» **Short task**
Output the material word for word. Leave each picture out.

Rows from a dataset:
******
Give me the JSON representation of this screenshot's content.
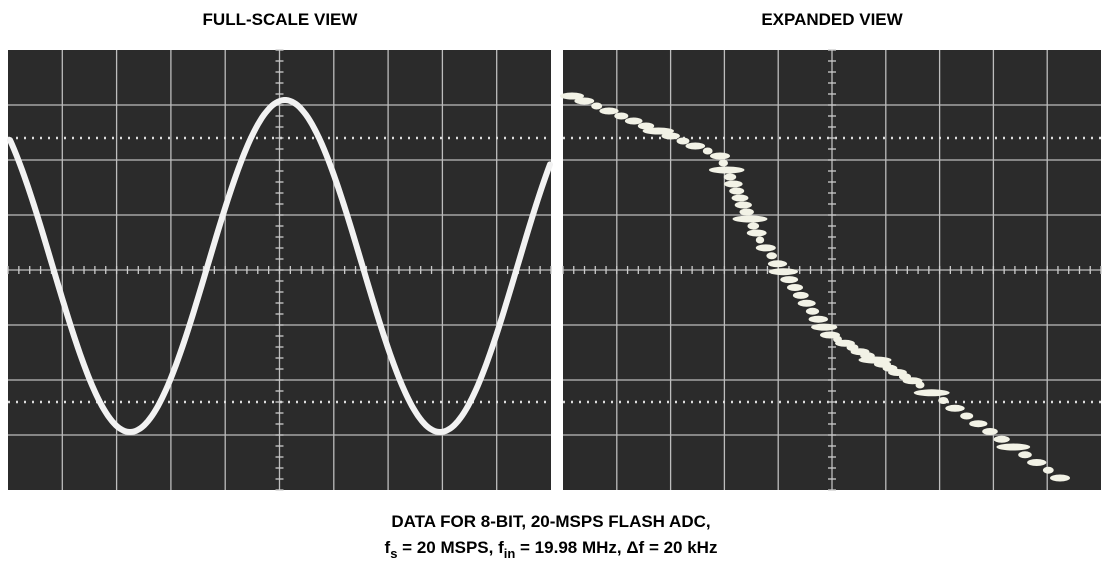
{
  "panels": [
    {
      "title": "FULL-SCALE VIEW"
    },
    {
      "title": "EXPANDED VIEW"
    }
  ],
  "caption": {
    "line1": "DATA FOR 8-BIT, 20-MSPS FLASH ADC,",
    "line2": [
      "f",
      "s",
      " = 20 MSPS, f",
      "in",
      " = 19.98 MHz, Δf = 20 kHz"
    ]
  }
}
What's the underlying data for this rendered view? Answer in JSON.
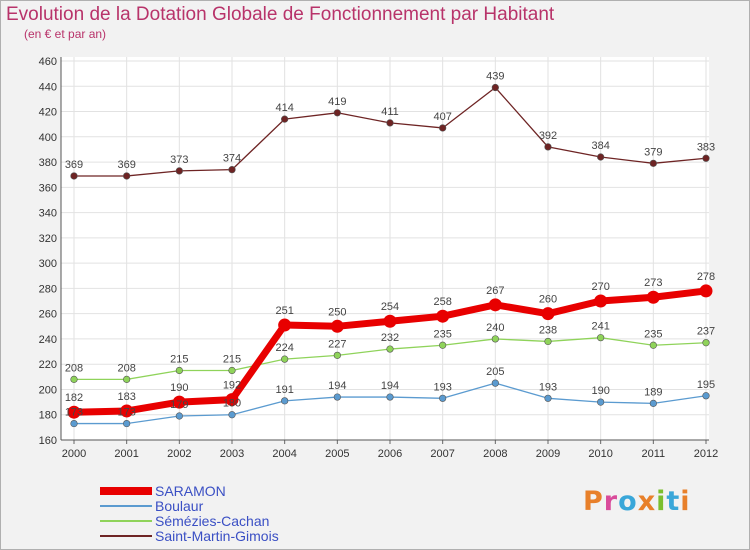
{
  "header": {
    "title": "Evolution de la Dotation Globale de Fonctionnement par Habitant",
    "subtitle": "(en € et par an)"
  },
  "brand": {
    "text": "Proxiti",
    "colors": [
      "#e8802a",
      "#d94b9b",
      "#3aa7d9",
      "#e8802a",
      "#7bbf2e",
      "#3aa7d9",
      "#e8802a"
    ]
  },
  "chart_data": {
    "type": "line",
    "x": [
      2000,
      2001,
      2002,
      2003,
      2004,
      2005,
      2006,
      2007,
      2008,
      2009,
      2010,
      2011,
      2012
    ],
    "ylim": [
      160,
      460
    ],
    "yticks": [
      160,
      180,
      200,
      220,
      240,
      260,
      280,
      300,
      320,
      340,
      360,
      380,
      400,
      420,
      440,
      460
    ],
    "grid": true,
    "legend_position": "bottom-left",
    "series": [
      {
        "name": "SARAMON",
        "color": "#e80000",
        "values": [
          182,
          183,
          190,
          192,
          251,
          250,
          254,
          258,
          267,
          260,
          270,
          273,
          278
        ]
      },
      {
        "name": "Boulaur",
        "color": "#5b9bd0",
        "values": [
          173,
          173,
          179,
          180,
          191,
          194,
          194,
          193,
          205,
          193,
          190,
          189,
          195
        ]
      },
      {
        "name": "Sémézies-Cachan",
        "color": "#8fd35a",
        "values": [
          208,
          208,
          215,
          215,
          224,
          227,
          232,
          235,
          240,
          238,
          241,
          235,
          237
        ]
      },
      {
        "name": "Saint-Martin-Gimois",
        "color": "#6e2424",
        "values": [
          369,
          369,
          373,
          374,
          414,
          419,
          411,
          407,
          439,
          392,
          384,
          379,
          383
        ]
      }
    ],
    "labeled_series": [
      "SARAMON",
      "Sémézies-Cachan",
      "Saint-Martin-Gimois",
      "Boulaur"
    ]
  }
}
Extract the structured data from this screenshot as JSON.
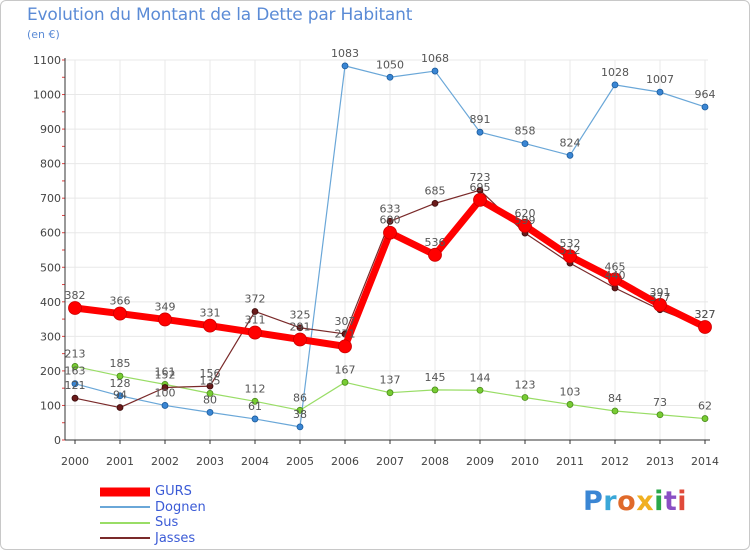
{
  "title": "Evolution du Montant de la Dette par Habitant",
  "subtitle": "(en €)",
  "logo": {
    "text": "Proxiti",
    "colors": [
      "#3a86d4",
      "#3aa7d8",
      "#e06a2a",
      "#f0b020",
      "#2aa84a",
      "#8a4fc4",
      "#e04a3a"
    ]
  },
  "colors": {
    "GURS": "#ff0000",
    "Dognen": "#6aa7d8",
    "Sus": "#99dd66",
    "Jasses": "#7a2a2a",
    "grid": "#e8e8e8",
    "axis": "#333333",
    "labels": "#444444"
  },
  "chart_data": {
    "type": "line",
    "title": "Evolution du Montant de la Dette par Habitant",
    "ylabel": "(en €)",
    "xlabel": "",
    "categories": [
      "2000",
      "2001",
      "2002",
      "2003",
      "2004",
      "2005",
      "2006",
      "2007",
      "2008",
      "2009",
      "2010",
      "2011",
      "2012",
      "2013",
      "2014"
    ],
    "ylim": [
      0,
      1100
    ],
    "yticks": [
      "0",
      "100",
      "200",
      "300",
      "400",
      "500",
      "600",
      "700",
      "800",
      "900",
      "1000",
      "1100"
    ],
    "series": [
      {
        "name": "GURS",
        "values": [
          382,
          366,
          349,
          331,
          311,
          291,
          271,
          600,
          536,
          695,
          620,
          532,
          465,
          391,
          327
        ],
        "labels": [
          "382",
          "366",
          "349",
          "331",
          "311",
          "291",
          "271",
          "600",
          "536",
          "695",
          "620",
          "532",
          "465",
          "391",
          "327"
        ]
      },
      {
        "name": "Dognen",
        "values": [
          163,
          128,
          100,
          80,
          61,
          38,
          1083,
          1050,
          1068,
          891,
          858,
          824,
          1028,
          1007,
          964
        ],
        "labels": [
          "163",
          "128",
          "100",
          "80",
          "61",
          "38",
          "1083",
          "1050",
          "1068",
          "891",
          "858",
          "824",
          "1028",
          "1007",
          "964"
        ]
      },
      {
        "name": "Sus",
        "values": [
          213,
          185,
          161,
          135,
          112,
          86,
          167,
          137,
          145,
          144,
          123,
          103,
          84,
          73,
          62
        ],
        "labels": [
          "213",
          "185",
          "161",
          "135",
          "112",
          "86",
          "167",
          "137",
          "145",
          "144",
          "123",
          "103",
          "84",
          "73",
          "62"
        ]
      },
      {
        "name": "Jasses",
        "values": [
          121,
          94,
          152,
          156,
          372,
          325,
          307,
          633,
          685,
          723,
          599,
          512,
          440,
          377,
          327
        ],
        "labels": [
          "121",
          "94",
          "152",
          "156",
          "372",
          "325",
          "307",
          "633",
          "685",
          "723",
          "599",
          "512",
          "440",
          "377",
          "327"
        ]
      }
    ],
    "legend": [
      "GURS",
      "Dognen",
      "Sus",
      "Jasses"
    ],
    "legend_position": "bottom-left",
    "grid": true
  }
}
******
» **Answer**
Give me the JSON representation of this screenshot's content.
{
  "panels": [
    {
      "title": "FULL-SCALE VIEW"
    },
    {
      "title": "EXPANDED VIEW"
    }
  ],
  "caption": {
    "line1": "DATA FOR 8-BIT, 20-MSPS FLASH ADC,",
    "line2": [
      "f",
      "s",
      " = 20 MSPS, f",
      "in",
      " = 19.98 MHz, Δf = 20 kHz"
    ]
  }
}
What's the underlying data for this rendered view? Answer in JSON.
{
  "header": {
    "title": "Evolution de la Dotation Globale de Fonctionnement par Habitant",
    "subtitle": "(en € et par an)"
  },
  "brand": {
    "text": "Proxiti",
    "colors": [
      "#e8802a",
      "#d94b9b",
      "#3aa7d9",
      "#e8802a",
      "#7bbf2e",
      "#3aa7d9",
      "#e8802a"
    ]
  },
  "chart_data": {
    "type": "line",
    "x": [
      2000,
      2001,
      2002,
      2003,
      2004,
      2005,
      2006,
      2007,
      2008,
      2009,
      2010,
      2011,
      2012
    ],
    "ylim": [
      160,
      460
    ],
    "yticks": [
      160,
      180,
      200,
      220,
      240,
      260,
      280,
      300,
      320,
      340,
      360,
      380,
      400,
      420,
      440,
      460
    ],
    "grid": true,
    "legend_position": "bottom-left",
    "series": [
      {
        "name": "SARAMON",
        "color": "#e80000",
        "values": [
          182,
          183,
          190,
          192,
          251,
          250,
          254,
          258,
          267,
          260,
          270,
          273,
          278
        ]
      },
      {
        "name": "Boulaur",
        "color": "#5b9bd0",
        "values": [
          173,
          173,
          179,
          180,
          191,
          194,
          194,
          193,
          205,
          193,
          190,
          189,
          195
        ]
      },
      {
        "name": "Sémézies-Cachan",
        "color": "#8fd35a",
        "values": [
          208,
          208,
          215,
          215,
          224,
          227,
          232,
          235,
          240,
          238,
          241,
          235,
          237
        ]
      },
      {
        "name": "Saint-Martin-Gimois",
        "color": "#6e2424",
        "values": [
          369,
          369,
          373,
          374,
          414,
          419,
          411,
          407,
          439,
          392,
          384,
          379,
          383
        ]
      }
    ],
    "labeled_series": [
      "SARAMON",
      "Sémézies-Cachan",
      "Saint-Martin-Gimois",
      "Boulaur"
    ]
  }
}
Extract the structured data from this screenshot as JSON.
{
  "title": "Evolution du Montant de la Dette par Habitant",
  "subtitle": "(en €)",
  "logo": {
    "text": "Proxiti",
    "colors": [
      "#3a86d4",
      "#3aa7d8",
      "#e06a2a",
      "#f0b020",
      "#2aa84a",
      "#8a4fc4",
      "#e04a3a"
    ]
  },
  "colors": {
    "GURS": "#ff0000",
    "Dognen": "#6aa7d8",
    "Sus": "#99dd66",
    "Jasses": "#7a2a2a",
    "grid": "#e8e8e8",
    "axis": "#333333",
    "labels": "#444444"
  },
  "chart_data": {
    "type": "line",
    "title": "Evolution du Montant de la Dette par Habitant",
    "ylabel": "(en €)",
    "xlabel": "",
    "categories": [
      "2000",
      "2001",
      "2002",
      "2003",
      "2004",
      "2005",
      "2006",
      "2007",
      "2008",
      "2009",
      "2010",
      "2011",
      "2012",
      "2013",
      "2014"
    ],
    "ylim": [
      0,
      1100
    ],
    "yticks": [
      "0",
      "100",
      "200",
      "300",
      "400",
      "500",
      "600",
      "700",
      "800",
      "900",
      "1000",
      "1100"
    ],
    "series": [
      {
        "name": "GURS",
        "values": [
          382,
          366,
          349,
          331,
          311,
          291,
          271,
          600,
          536,
          695,
          620,
          532,
          465,
          391,
          327
        ],
        "labels": [
          "382",
          "366",
          "349",
          "331",
          "311",
          "291",
          "271",
          "600",
          "536",
          "695",
          "620",
          "532",
          "465",
          "391",
          "327"
        ]
      },
      {
        "name": "Dognen",
        "values": [
          163,
          128,
          100,
          80,
          61,
          38,
          1083,
          1050,
          1068,
          891,
          858,
          824,
          1028,
          1007,
          964
        ],
        "labels": [
          "163",
          "128",
          "100",
          "80",
          "61",
          "38",
          "1083",
          "1050",
          "1068",
          "891",
          "858",
          "824",
          "1028",
          "1007",
          "964"
        ]
      },
      {
        "name": "Sus",
        "values": [
          213,
          185,
          161,
          135,
          112,
          86,
          167,
          137,
          145,
          144,
          123,
          103,
          84,
          73,
          62
        ],
        "labels": [
          "213",
          "185",
          "161",
          "135",
          "112",
          "86",
          "167",
          "137",
          "145",
          "144",
          "123",
          "103",
          "84",
          "73",
          "62"
        ]
      },
      {
        "name": "Jasses",
        "values": [
          121,
          94,
          152,
          156,
          372,
          325,
          307,
          633,
          685,
          723,
          599,
          512,
          440,
          377,
          327
        ],
        "labels": [
          "121",
          "94",
          "152",
          "156",
          "372",
          "325",
          "307",
          "633",
          "685",
          "723",
          "599",
          "512",
          "440",
          "377",
          "327"
        ]
      }
    ],
    "legend": [
      "GURS",
      "Dognen",
      "Sus",
      "Jasses"
    ],
    "legend_position": "bottom-left",
    "grid": true
  }
}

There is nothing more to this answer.